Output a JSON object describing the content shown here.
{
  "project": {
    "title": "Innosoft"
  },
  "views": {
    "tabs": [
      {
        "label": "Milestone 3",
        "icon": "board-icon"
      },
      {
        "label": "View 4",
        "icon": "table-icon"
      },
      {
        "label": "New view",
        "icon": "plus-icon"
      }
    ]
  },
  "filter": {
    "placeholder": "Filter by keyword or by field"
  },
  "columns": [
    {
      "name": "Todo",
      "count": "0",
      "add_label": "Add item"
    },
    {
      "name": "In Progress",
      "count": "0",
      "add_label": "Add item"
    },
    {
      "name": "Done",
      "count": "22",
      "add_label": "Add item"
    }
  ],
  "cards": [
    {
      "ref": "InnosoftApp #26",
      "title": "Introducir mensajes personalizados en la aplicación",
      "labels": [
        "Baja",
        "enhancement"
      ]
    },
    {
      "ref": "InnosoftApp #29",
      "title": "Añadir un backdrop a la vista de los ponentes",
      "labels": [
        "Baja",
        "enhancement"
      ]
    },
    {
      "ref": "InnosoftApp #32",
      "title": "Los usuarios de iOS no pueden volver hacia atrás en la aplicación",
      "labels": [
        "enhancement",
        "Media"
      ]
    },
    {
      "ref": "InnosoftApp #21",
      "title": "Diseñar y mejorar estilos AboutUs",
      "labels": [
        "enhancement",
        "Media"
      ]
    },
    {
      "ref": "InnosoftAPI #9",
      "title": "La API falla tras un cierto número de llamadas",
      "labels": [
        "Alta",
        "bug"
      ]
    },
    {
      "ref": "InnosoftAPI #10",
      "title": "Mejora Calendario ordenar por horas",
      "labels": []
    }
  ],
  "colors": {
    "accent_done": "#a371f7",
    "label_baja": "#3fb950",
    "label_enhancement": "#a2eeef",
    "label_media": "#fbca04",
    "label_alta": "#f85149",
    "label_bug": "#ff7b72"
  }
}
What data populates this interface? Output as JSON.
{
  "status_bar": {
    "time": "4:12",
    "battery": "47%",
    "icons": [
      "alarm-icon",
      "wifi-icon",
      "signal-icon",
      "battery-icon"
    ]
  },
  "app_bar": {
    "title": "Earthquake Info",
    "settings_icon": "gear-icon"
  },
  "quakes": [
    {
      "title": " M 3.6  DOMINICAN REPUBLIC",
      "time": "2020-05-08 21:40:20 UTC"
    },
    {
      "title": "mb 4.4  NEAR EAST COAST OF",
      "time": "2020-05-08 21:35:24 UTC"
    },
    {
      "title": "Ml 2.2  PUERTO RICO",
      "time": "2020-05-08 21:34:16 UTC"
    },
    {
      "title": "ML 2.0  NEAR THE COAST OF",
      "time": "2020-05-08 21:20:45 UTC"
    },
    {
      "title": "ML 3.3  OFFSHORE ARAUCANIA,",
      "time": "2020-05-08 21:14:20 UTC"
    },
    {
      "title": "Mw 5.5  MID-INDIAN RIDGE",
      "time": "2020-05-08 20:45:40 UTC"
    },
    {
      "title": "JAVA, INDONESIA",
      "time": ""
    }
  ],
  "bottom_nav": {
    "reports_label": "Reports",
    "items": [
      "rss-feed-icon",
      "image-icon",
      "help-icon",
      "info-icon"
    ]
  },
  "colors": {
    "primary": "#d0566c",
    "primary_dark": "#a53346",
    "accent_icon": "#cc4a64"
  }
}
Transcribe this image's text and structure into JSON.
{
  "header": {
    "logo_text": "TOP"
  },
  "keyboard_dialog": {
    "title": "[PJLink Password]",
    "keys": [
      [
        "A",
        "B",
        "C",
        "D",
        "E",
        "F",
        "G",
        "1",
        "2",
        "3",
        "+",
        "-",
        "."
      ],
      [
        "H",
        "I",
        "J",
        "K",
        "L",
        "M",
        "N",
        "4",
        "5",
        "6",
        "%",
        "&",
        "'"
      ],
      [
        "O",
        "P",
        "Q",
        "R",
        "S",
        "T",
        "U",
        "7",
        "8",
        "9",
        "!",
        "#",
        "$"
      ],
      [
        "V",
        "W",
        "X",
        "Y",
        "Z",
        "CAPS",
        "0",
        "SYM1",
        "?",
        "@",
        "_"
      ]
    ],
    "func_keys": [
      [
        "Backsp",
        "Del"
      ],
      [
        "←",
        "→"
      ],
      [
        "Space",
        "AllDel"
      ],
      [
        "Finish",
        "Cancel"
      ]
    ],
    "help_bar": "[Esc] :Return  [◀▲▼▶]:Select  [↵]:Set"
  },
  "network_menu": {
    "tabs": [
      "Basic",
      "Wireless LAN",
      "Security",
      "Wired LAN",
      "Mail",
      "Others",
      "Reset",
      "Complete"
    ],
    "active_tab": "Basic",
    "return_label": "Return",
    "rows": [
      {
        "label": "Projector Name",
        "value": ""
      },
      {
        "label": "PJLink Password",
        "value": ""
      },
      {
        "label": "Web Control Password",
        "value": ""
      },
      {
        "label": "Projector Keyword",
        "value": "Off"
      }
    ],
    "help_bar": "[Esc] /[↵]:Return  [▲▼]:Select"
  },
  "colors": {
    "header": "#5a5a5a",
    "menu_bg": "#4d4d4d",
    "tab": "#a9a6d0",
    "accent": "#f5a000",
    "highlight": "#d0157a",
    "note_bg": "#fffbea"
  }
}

____

## Aim of the exercise
Find every line in the records above that contains the word "InnosoftApp", and copy each one.

## Solution to the exercise
      "ref": "InnosoftApp #26",
      "ref": "InnosoftApp #29",
      "ref": "InnosoftApp #32",
      "ref": "InnosoftApp #21",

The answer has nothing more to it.